# Bubbles when taping over painted surface?



## theworx (Dec 20, 2005)

Hi guys, I have been looking for some previous posts where it was suggested putting dish soap in your mud to prevent bubbling when taping. Haven't found them. I do a lot of work where I add on walls to previously painted surfaces which have to be taped. No matter what we do they get those little bubbles in the mud on the previously painted drywall (we call them "fish eyes"). Does the soap thing work?? And, how much do you use??


----------



## IHI (Dec 25, 2004)

I know what your saying, we get them with both bucket and hot mud. Typically I use hot mud since most of my stuff is patch and blending and depending on seting time I let it get stiff but not hard which is usually enough time for the bubbles to appear and once it's stiff you can run your knife over it -much like knockdown- and it'll pop them leaving behind pock marks that will be filled with the next or final coat.

Curious to see if there is a preventative method to stop it from happening at all.


----------



## theworx (Dec 20, 2005)

- **INFORMATION PROVIDED**

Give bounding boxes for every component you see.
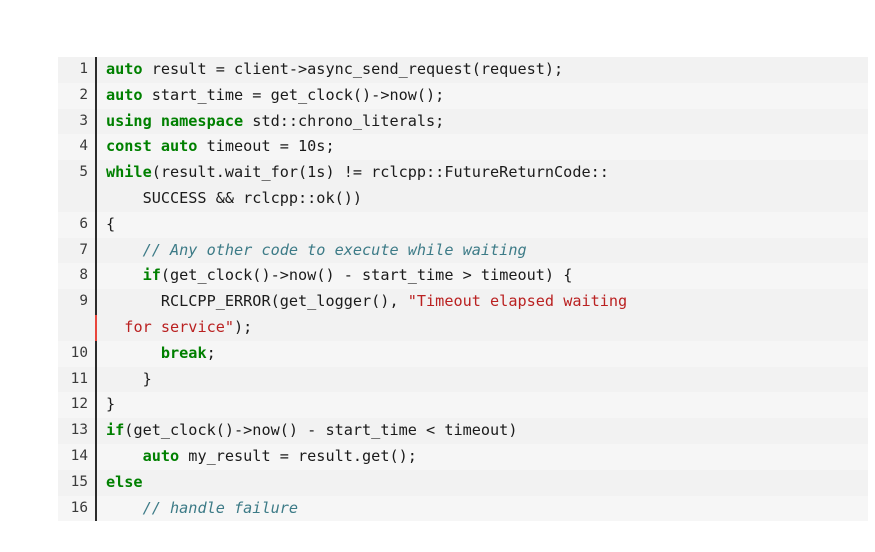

- **DIRECTIONS FOR THIS TASK**
Pick up the forum thread above on bubbles in drywall mud over painted walls and continue it from the point where it stops.

- **RESPONSE TO THIS EXERCISE**
IHI, I find that even the final coat will still allow bubbles to form. It's so hard to coat those little wholes without trapping air under your mud. Usually leave for the painters that have to stoke it in all directions after priming to fix it. Unfortunately, half the time I'm the painter so I agree, if we can prevent it right off the bat, it would be be a great time saver.

Where are you guys that posted the advice earlier :shifty: ???


----------



## painterman (Feb 5, 2005)

On the last drywall job I did I add DW soap. Just a big squirt to about 1/2 a large pail. Did not have any bubbles at all. I have heard of doing this many years ago and finally tried it and liked it. 

Stan


----------



## JustaFramer (Jan 21, 2005)

Wet sanding is your friend.


----------



## theworx (Dec 20, 2005)

painterman said:


> On the last drywall job I did I add DW soap. Just a big squirt to about 1/2 a large pail. Did not have any bubbles at all. I have heard of doing this many years ago and finally tried it and liked it.
> 
> Stan


So this worked for you. Any difference in how it applied???


----------



## theworx (Dec 20, 2005)

Not really off topic, but kinda funny. I told the guy I work with about posting about the dish soap thing. He said: "Yeah just watch one of the jokers tell you to add two full bottles to a pail with extra water and mix like crazy." We had a great laugh thinking about all the suds just pouring out of the top of the bucket... Really, that would be a good one :laughing: ...


----------



## painterman (Feb 5, 2005)

Worked for me just fine. Applied just the same.


----------



## Joetaper (Feb 5, 2006)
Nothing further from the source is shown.